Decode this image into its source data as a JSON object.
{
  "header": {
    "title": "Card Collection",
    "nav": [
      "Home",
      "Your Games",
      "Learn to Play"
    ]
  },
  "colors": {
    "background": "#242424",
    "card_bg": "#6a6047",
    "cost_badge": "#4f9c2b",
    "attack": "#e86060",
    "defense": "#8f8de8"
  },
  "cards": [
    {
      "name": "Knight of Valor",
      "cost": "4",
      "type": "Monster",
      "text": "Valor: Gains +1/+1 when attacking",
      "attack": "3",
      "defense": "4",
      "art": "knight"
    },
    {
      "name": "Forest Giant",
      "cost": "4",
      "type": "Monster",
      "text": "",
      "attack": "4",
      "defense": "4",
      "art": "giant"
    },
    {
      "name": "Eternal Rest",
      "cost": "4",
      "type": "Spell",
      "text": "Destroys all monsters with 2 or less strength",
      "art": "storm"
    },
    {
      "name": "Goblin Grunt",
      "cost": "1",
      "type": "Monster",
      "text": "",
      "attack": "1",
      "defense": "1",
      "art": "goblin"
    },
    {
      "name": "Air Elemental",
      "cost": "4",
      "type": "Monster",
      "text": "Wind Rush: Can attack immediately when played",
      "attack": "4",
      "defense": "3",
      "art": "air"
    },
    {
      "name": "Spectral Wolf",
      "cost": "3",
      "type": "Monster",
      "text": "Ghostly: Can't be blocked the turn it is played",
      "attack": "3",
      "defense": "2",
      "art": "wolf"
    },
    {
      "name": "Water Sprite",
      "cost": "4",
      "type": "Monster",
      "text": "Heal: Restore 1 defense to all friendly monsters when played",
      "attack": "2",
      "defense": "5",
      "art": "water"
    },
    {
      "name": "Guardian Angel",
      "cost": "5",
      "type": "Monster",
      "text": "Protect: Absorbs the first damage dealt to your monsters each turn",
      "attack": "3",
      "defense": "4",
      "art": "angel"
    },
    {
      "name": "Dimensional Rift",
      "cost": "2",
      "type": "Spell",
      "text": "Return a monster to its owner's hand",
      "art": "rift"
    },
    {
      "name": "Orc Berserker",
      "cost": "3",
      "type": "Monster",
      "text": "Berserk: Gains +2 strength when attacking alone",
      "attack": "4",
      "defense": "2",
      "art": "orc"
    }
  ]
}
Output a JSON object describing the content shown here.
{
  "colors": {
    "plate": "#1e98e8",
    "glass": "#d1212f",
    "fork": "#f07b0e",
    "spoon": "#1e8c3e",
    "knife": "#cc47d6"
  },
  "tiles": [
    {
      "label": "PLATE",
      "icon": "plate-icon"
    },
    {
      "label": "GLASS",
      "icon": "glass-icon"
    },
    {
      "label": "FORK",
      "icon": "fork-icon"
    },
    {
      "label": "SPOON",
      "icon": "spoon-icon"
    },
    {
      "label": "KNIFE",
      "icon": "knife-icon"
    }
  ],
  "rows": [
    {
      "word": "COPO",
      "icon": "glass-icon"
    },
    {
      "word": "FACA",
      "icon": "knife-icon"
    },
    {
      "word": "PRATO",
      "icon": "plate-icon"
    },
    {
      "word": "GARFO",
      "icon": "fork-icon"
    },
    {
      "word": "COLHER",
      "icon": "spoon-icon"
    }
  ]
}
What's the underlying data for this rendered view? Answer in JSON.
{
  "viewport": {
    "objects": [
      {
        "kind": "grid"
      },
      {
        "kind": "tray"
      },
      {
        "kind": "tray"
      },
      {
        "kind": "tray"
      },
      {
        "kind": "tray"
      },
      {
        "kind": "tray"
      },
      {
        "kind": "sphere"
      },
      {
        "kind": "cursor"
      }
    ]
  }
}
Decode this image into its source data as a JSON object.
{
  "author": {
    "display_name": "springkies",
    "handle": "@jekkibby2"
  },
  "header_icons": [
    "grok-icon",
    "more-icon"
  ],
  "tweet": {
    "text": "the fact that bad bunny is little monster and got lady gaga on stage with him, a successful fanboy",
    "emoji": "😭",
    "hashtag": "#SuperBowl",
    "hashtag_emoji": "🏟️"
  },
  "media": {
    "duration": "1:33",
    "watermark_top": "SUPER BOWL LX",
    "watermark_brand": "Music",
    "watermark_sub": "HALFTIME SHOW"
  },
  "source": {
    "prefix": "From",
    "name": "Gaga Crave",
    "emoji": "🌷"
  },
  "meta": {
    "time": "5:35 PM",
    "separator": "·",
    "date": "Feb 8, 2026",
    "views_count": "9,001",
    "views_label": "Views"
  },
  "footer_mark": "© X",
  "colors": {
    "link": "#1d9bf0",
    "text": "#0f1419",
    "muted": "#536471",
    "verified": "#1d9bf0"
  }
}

***

What is expected:
From the material above, gather all lines that include the string "Valor" and copy them.

Result of the task:
      "name": "Knight of Valor",
      "text": "Valor: Gains +1/+1 when attacking",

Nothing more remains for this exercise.